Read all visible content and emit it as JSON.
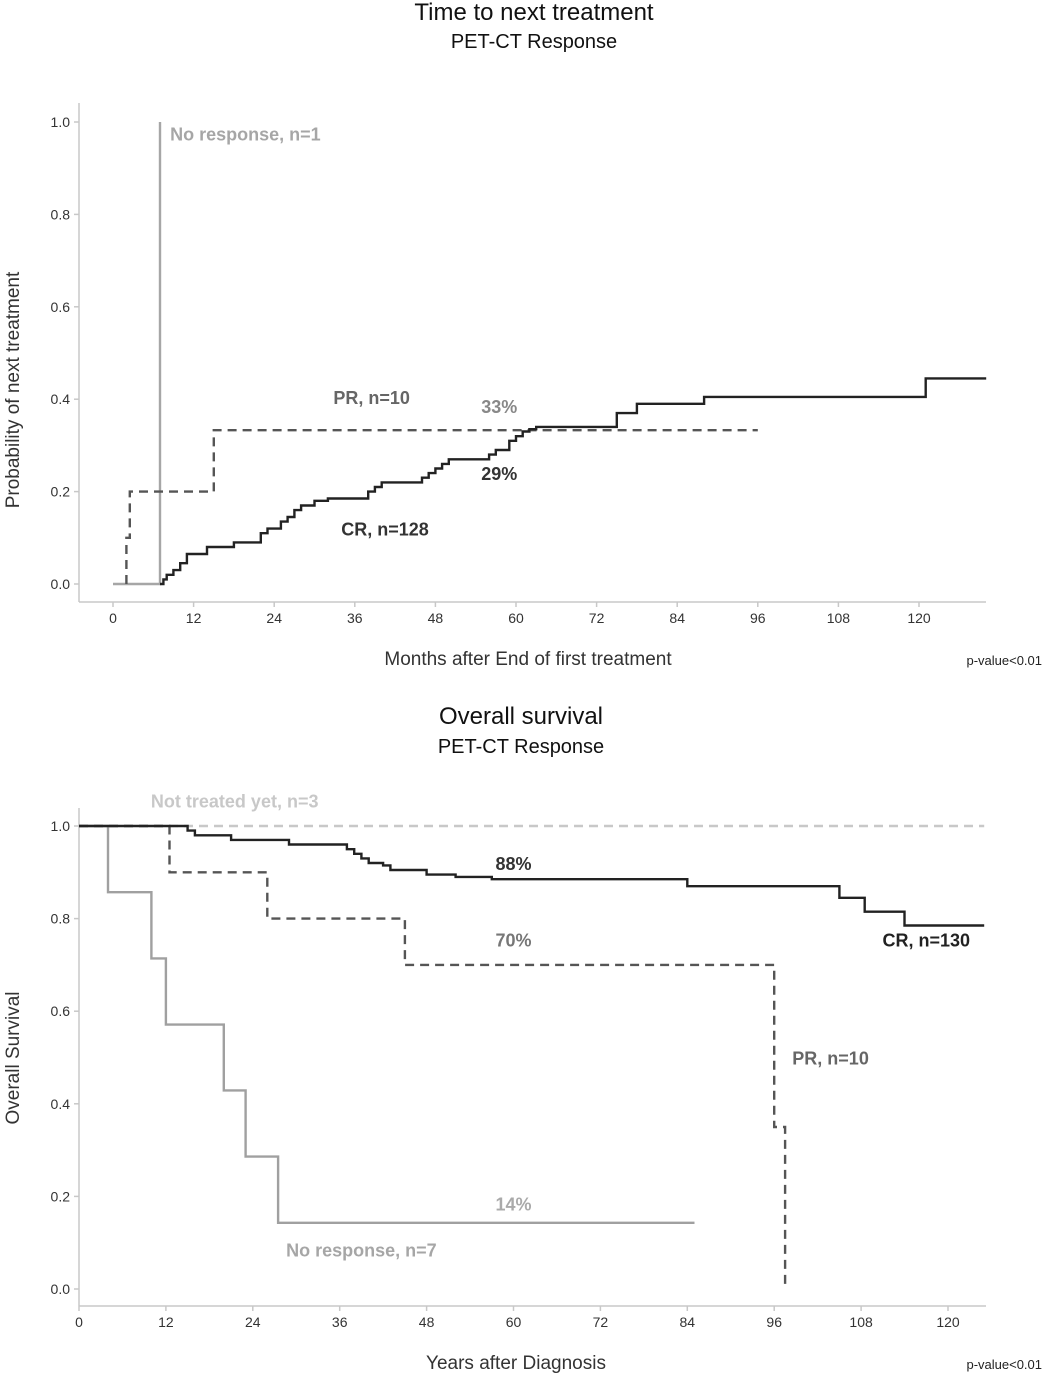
{
  "chart_data": [
    {
      "type": "line",
      "subtype": "kaplan-meier-step",
      "title": "Time to next treatment",
      "subtitle": "PET-CT Response",
      "xlabel": "Months after End of first treatment",
      "ylabel": "Probability of next treatment",
      "xlim": [
        -4,
        130
      ],
      "ylim": [
        -0.04,
        1.04
      ],
      "xticks": [
        0,
        12,
        24,
        36,
        48,
        60,
        72,
        84,
        96,
        108,
        120
      ],
      "yticks": [
        "0.0",
        "0.2",
        "0.4",
        "0.6",
        "0.8",
        "1.0"
      ],
      "ytick_values": [
        0,
        0.2,
        0.4,
        0.6,
        0.8,
        1.0
      ],
      "grid": false,
      "legend": "none (inline labels)",
      "footnote": "p-value<0.01",
      "series": [
        {
          "name": "No response, n=1",
          "color": "#a6a6a6",
          "style": "solid",
          "x": [
            0,
            7,
            7
          ],
          "y": [
            0,
            0,
            1.0
          ]
        },
        {
          "name": "PR, n=10",
          "color": "#555555",
          "style": "dashed",
          "x": [
            2,
            2,
            2.5,
            2.5,
            15,
            15,
            96
          ],
          "y": [
            0,
            0.1,
            0.1,
            0.2,
            0.2,
            0.333,
            0.333
          ]
        },
        {
          "name": "CR, n=128",
          "color": "#222222",
          "style": "solid",
          "x": [
            7,
            7.5,
            7.5,
            8,
            8,
            9,
            9,
            10,
            10,
            11,
            11,
            14,
            14,
            18,
            18,
            22,
            22,
            23,
            23,
            25,
            25,
            26,
            26,
            27,
            27,
            28,
            28,
            30,
            30,
            32,
            32,
            38,
            38,
            39,
            39,
            40,
            40,
            46,
            46,
            47,
            47,
            48,
            48,
            49,
            49,
            50,
            50,
            56,
            56,
            57,
            57,
            59,
            59,
            60,
            60,
            61,
            61,
            62,
            62,
            63,
            63,
            75,
            75,
            78,
            78,
            88,
            88,
            121,
            121,
            130
          ],
          "y": [
            0,
            0,
            0.01,
            0.01,
            0.02,
            0.02,
            0.03,
            0.03,
            0.045,
            0.045,
            0.065,
            0.065,
            0.08,
            0.08,
            0.09,
            0.09,
            0.11,
            0.11,
            0.12,
            0.12,
            0.135,
            0.135,
            0.145,
            0.145,
            0.16,
            0.16,
            0.17,
            0.17,
            0.18,
            0.18,
            0.185,
            0.185,
            0.2,
            0.2,
            0.21,
            0.21,
            0.22,
            0.22,
            0.23,
            0.23,
            0.24,
            0.24,
            0.25,
            0.25,
            0.26,
            0.26,
            0.27,
            0.27,
            0.28,
            0.28,
            0.29,
            0.29,
            0.31,
            0.31,
            0.32,
            0.32,
            0.33,
            0.33,
            0.335,
            0.335,
            0.34,
            0.34,
            0.37,
            0.37,
            0.39,
            0.39,
            0.405,
            0.405,
            0.445,
            0.445
          ]
        }
      ],
      "annotations": [
        {
          "text": "No response, n=1",
          "x": 8.5,
          "y": 0.96,
          "color": "#a6a6a6",
          "anchor": "start"
        },
        {
          "text": "PR, n=10",
          "x": 38.5,
          "y": 0.39,
          "color": "#666666",
          "anchor": "middle"
        },
        {
          "text": "33%",
          "x": 57.5,
          "y": 0.37,
          "color": "#888888",
          "anchor": "middle"
        },
        {
          "text": "29%",
          "x": 57.5,
          "y": 0.225,
          "color": "#333333",
          "anchor": "middle"
        },
        {
          "text": "CR, n=128",
          "x": 40.5,
          "y": 0.105,
          "color": "#333333",
          "anchor": "middle"
        }
      ]
    },
    {
      "type": "line",
      "subtype": "kaplan-meier-step",
      "title": "Overall survival",
      "subtitle": "PET-CT Response",
      "xlabel": "Years after Diagnosis",
      "ylabel": "Overall Survival",
      "xlim": [
        0,
        125
      ],
      "ylim": [
        -0.04,
        1.04
      ],
      "xticks": [
        0,
        12,
        24,
        36,
        48,
        60,
        72,
        84,
        96,
        108,
        120
      ],
      "yticks": [
        "0.0",
        "0.2",
        "0.4",
        "0.6",
        "0.8",
        "1.0"
      ],
      "ytick_values": [
        0,
        0.2,
        0.4,
        0.6,
        0.8,
        1.0
      ],
      "grid": false,
      "legend": "none (inline labels)",
      "footnote": "p-value<0.01",
      "series": [
        {
          "name": "Not treated yet, n=3",
          "color": "#c8c8c8",
          "style": "dashed",
          "x": [
            0,
            125
          ],
          "y": [
            1.0,
            1.0
          ]
        },
        {
          "name": "No response, n=7",
          "color": "#a0a0a0",
          "style": "solid",
          "x": [
            0,
            4,
            4,
            10,
            10,
            12,
            12,
            20,
            20,
            23,
            23,
            27.5,
            27.5,
            85
          ],
          "y": [
            1.0,
            1.0,
            0.857,
            0.857,
            0.714,
            0.714,
            0.571,
            0.571,
            0.429,
            0.429,
            0.286,
            0.286,
            0.143,
            0.143
          ]
        },
        {
          "name": "PR, n=10",
          "color": "#555555",
          "style": "dashed",
          "x": [
            0,
            12.5,
            12.5,
            26,
            26,
            45,
            45,
            96,
            96,
            97.5,
            97.5
          ],
          "y": [
            1.0,
            1.0,
            0.9,
            0.9,
            0.8,
            0.8,
            0.7,
            0.7,
            0.35,
            0.35,
            0.0
          ]
        },
        {
          "name": "CR, n=130",
          "color": "#222222",
          "style": "solid",
          "x": [
            0,
            15,
            15,
            16,
            16,
            21,
            21,
            29,
            29,
            37,
            37,
            38,
            38,
            39,
            39,
            40,
            40,
            42,
            42,
            43,
            43,
            48,
            48,
            52,
            52,
            57,
            57,
            84,
            84,
            105,
            105,
            108.5,
            108.5,
            114,
            114,
            125
          ],
          "y": [
            1.0,
            1.0,
            0.99,
            0.99,
            0.98,
            0.98,
            0.97,
            0.97,
            0.96,
            0.96,
            0.95,
            0.95,
            0.94,
            0.94,
            0.93,
            0.93,
            0.92,
            0.92,
            0.915,
            0.915,
            0.905,
            0.905,
            0.895,
            0.895,
            0.89,
            0.89,
            0.885,
            0.885,
            0.87,
            0.87,
            0.845,
            0.845,
            0.815,
            0.815,
            0.785,
            0.785
          ]
        }
      ],
      "annotations": [
        {
          "text": "Not treated yet, n=3",
          "x": 21.5,
          "y": 1.04,
          "color": "#c8c8c8",
          "anchor": "middle"
        },
        {
          "text": "88%",
          "x": 60,
          "y": 0.905,
          "color": "#333333",
          "anchor": "middle"
        },
        {
          "text": "70%",
          "x": 60,
          "y": 0.74,
          "color": "#777777",
          "anchor": "middle"
        },
        {
          "text": "CR, n=130",
          "x": 117,
          "y": 0.74,
          "color": "#222222",
          "anchor": "middle"
        },
        {
          "text": "PR, n=10",
          "x": 98.5,
          "y": 0.485,
          "color": "#666666",
          "anchor": "start"
        },
        {
          "text": "14%",
          "x": 60,
          "y": 0.17,
          "color": "#aaaaaa",
          "anchor": "middle"
        },
        {
          "text": "No response, n=7",
          "x": 39,
          "y": 0.07,
          "color": "#a6a6a6",
          "anchor": "middle"
        }
      ]
    }
  ]
}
=======
_Given exercise_
Print the full listing exactly, dropping the pictures.

_Complete answer_
Read all visible content and emit it as JSON.
{
  "chart_data": [
    {
      "type": "line",
      "subtype": "kaplan-meier-step",
      "title": "Time to next treatment",
      "subtitle": "PET-CT Response",
      "xlabel": "Months after End of first treatment",
      "ylabel": "Probability of next treatment",
      "xlim": [
        -4,
        130
      ],
      "ylim": [
        -0.04,
        1.04
      ],
      "xticks": [
        0,
        12,
        24,
        36,
        48,
        60,
        72,
        84,
        96,
        108,
        120
      ],
      "yticks": [
        "0.0",
        "0.2",
        "0.4",
        "0.6",
        "0.8",
        "1.0"
      ],
      "ytick_values": [
        0,
        0.2,
        0.4,
        0.6,
        0.8,
        1.0
      ],
      "grid": false,
      "legend": "none (inline labels)",
      "footnote": "p-value<0.01",
      "series": [
        {
          "name": "No response, n=1",
          "color": "#a6a6a6",
          "style": "solid",
          "x": [
            0,
            7,
            7
          ],
          "y": [
            0,
            0,
            1.0
          ]
        },
        {
          "name": "PR, n=10",
          "color": "#555555",
          "style": "dashed",
          "x": [
            2,
            2,
            2.5,
            2.5,
            15,
            15,
            96
          ],
          "y": [
            0,
            0.1,
            0.1,
            0.2,
            0.2,
            0.333,
            0.333
          ]
        },
        {
          "name": "CR, n=128",
          "color": "#222222",
          "style": "solid",
          "x": [
            7,
            7.5,
            7.5,
            8,
            8,
            9,
            9,
            10,
            10,
            11,
            11,
            14,
            14,
            18,
            18,
            22,
            22,
            23,
            23,
            25,
            25,
            26,
            26,
            27,
            27,
            28,
            28,
            30,
            30,
            32,
            32,
            38,
            38,
            39,
            39,
            40,
            40,
            46,
            46,
            47,
            47,
            48,
            48,
            49,
            49,
            50,
            50,
            56,
            56,
            57,
            57,
            59,
            59,
            60,
            60,
            61,
            61,
            62,
            62,
            63,
            63,
            75,
            75,
            78,
            78,
            88,
            88,
            121,
            121,
            130
          ],
          "y": [
            0,
            0,
            0.01,
            0.01,
            0.02,
            0.02,
            0.03,
            0.03,
            0.045,
            0.045,
            0.065,
            0.065,
            0.08,
            0.08,
            0.09,
            0.09,
            0.11,
            0.11,
            0.12,
            0.12,
            0.135,
            0.135,
            0.145,
            0.145,
            0.16,
            0.16,
            0.17,
            0.17,
            0.18,
            0.18,
            0.185,
            0.185,
            0.2,
            0.2,
            0.21,
            0.21,
            0.22,
            0.22,
            0.23,
            0.23,
            0.24,
            0.24,
            0.25,
            0.25,
            0.26,
            0.26,
            0.27,
            0.27,
            0.28,
            0.28,
            0.29,
            0.29,
            0.31,
            0.31,
            0.32,
            0.32,
            0.33,
            0.33,
            0.335,
            0.335,
            0.34,
            0.34,
            0.37,
            0.37,
            0.39,
            0.39,
            0.405,
            0.405,
            0.445,
            0.445
          ]
        }
      ],
      "annotations": [
        {
          "text": "No response, n=1",
          "x": 8.5,
          "y": 0.96,
          "color": "#a6a6a6",
          "anchor": "start"
        },
        {
          "text": "PR, n=10",
          "x": 38.5,
          "y": 0.39,
          "color": "#666666",
          "anchor": "middle"
        },
        {
          "text": "33%",
          "x": 57.5,
          "y": 0.37,
          "color": "#888888",
          "anchor": "middle"
        },
        {
          "text": "29%",
          "x": 57.5,
          "y": 0.225,
          "color": "#333333",
          "anchor": "middle"
        },
        {
          "text": "CR, n=128",
          "x": 40.5,
          "y": 0.105,
          "color": "#333333",
          "anchor": "middle"
        }
      ]
    },
    {
      "type": "line",
      "subtype": "kaplan-meier-step",
      "title": "Overall survival",
      "subtitle": "PET-CT Response",
      "xlabel": "Years after Diagnosis",
      "ylabel": "Overall Survival",
      "xlim": [
        0,
        125
      ],
      "ylim": [
        -0.04,
        1.04
      ],
      "xticks": [
        0,
        12,
        24,
        36,
        48,
        60,
        72,
        84,
        96,
        108,
        120
      ],
      "yticks": [
        "0.0",
        "0.2",
        "0.4",
        "0.6",
        "0.8",
        "1.0"
      ],
      "ytick_values": [
        0,
        0.2,
        0.4,
        0.6,
        0.8,
        1.0
      ],
      "grid": false,
      "legend": "none (inline labels)",
      "footnote": "p-value<0.01",
      "series": [
        {
          "name": "Not treated yet, n=3",
          "color": "#c8c8c8",
          "style": "dashed",
          "x": [
            0,
            125
          ],
          "y": [
            1.0,
            1.0
          ]
        },
        {
          "name": "No response, n=7",
          "color": "#a0a0a0",
          "style": "solid",
          "x": [
            0,
            4,
            4,
            10,
            10,
            12,
            12,
            20,
            20,
            23,
            23,
            27.5,
            27.5,
            85
          ],
          "y": [
            1.0,
            1.0,
            0.857,
            0.857,
            0.714,
            0.714,
            0.571,
            0.571,
            0.429,
            0.429,
            0.286,
            0.286,
            0.143,
            0.143
          ]
        },
        {
          "name": "PR, n=10",
          "color": "#555555",
          "style": "dashed",
          "x": [
            0,
            12.5,
            12.5,
            26,
            26,
            45,
            45,
            96,
            96,
            97.5,
            97.5
          ],
          "y": [
            1.0,
            1.0,
            0.9,
            0.9,
            0.8,
            0.8,
            0.7,
            0.7,
            0.35,
            0.35,
            0.0
          ]
        },
        {
          "name": "CR, n=130",
          "color": "#222222",
          "style": "solid",
          "x": [
            0,
            15,
            15,
            16,
            16,
            21,
            21,
            29,
            29,
            37,
            37,
            38,
            38,
            39,
            39,
            40,
            40,
            42,
            42,
            43,
            43,
            48,
            48,
            52,
            52,
            57,
            57,
            84,
            84,
            105,
            105,
            108.5,
            108.5,
            114,
            114,
            125
          ],
          "y": [
            1.0,
            1.0,
            0.99,
            0.99,
            0.98,
            0.98,
            0.97,
            0.97,
            0.96,
            0.96,
            0.95,
            0.95,
            0.94,
            0.94,
            0.93,
            0.93,
            0.92,
            0.92,
            0.915,
            0.915,
            0.905,
            0.905,
            0.895,
            0.895,
            0.89,
            0.89,
            0.885,
            0.885,
            0.87,
            0.87,
            0.845,
            0.845,
            0.815,
            0.815,
            0.785,
            0.785
          ]
        }
      ],
      "annotations": [
        {
          "text": "Not treated yet, n=3",
          "x": 21.5,
          "y": 1.04,
          "color": "#c8c8c8",
          "anchor": "middle"
        },
        {
          "text": "88%",
          "x": 60,
          "y": 0.905,
          "color": "#333333",
          "anchor": "middle"
        },
        {
          "text": "70%",
          "x": 60,
          "y": 0.74,
          "color": "#777777",
          "anchor": "middle"
        },
        {
          "text": "CR, n=130",
          "x": 117,
          "y": 0.74,
          "color": "#222222",
          "anchor": "middle"
        },
        {
          "text": "PR, n=10",
          "x": 98.5,
          "y": 0.485,
          "color": "#666666",
          "anchor": "start"
        },
        {
          "text": "14%",
          "x": 60,
          "y": 0.17,
          "color": "#aaaaaa",
          "anchor": "middle"
        },
        {
          "text": "No response, n=7",
          "x": 39,
          "y": 0.07,
          "color": "#a6a6a6",
          "anchor": "middle"
        }
      ]
    }
  ]
}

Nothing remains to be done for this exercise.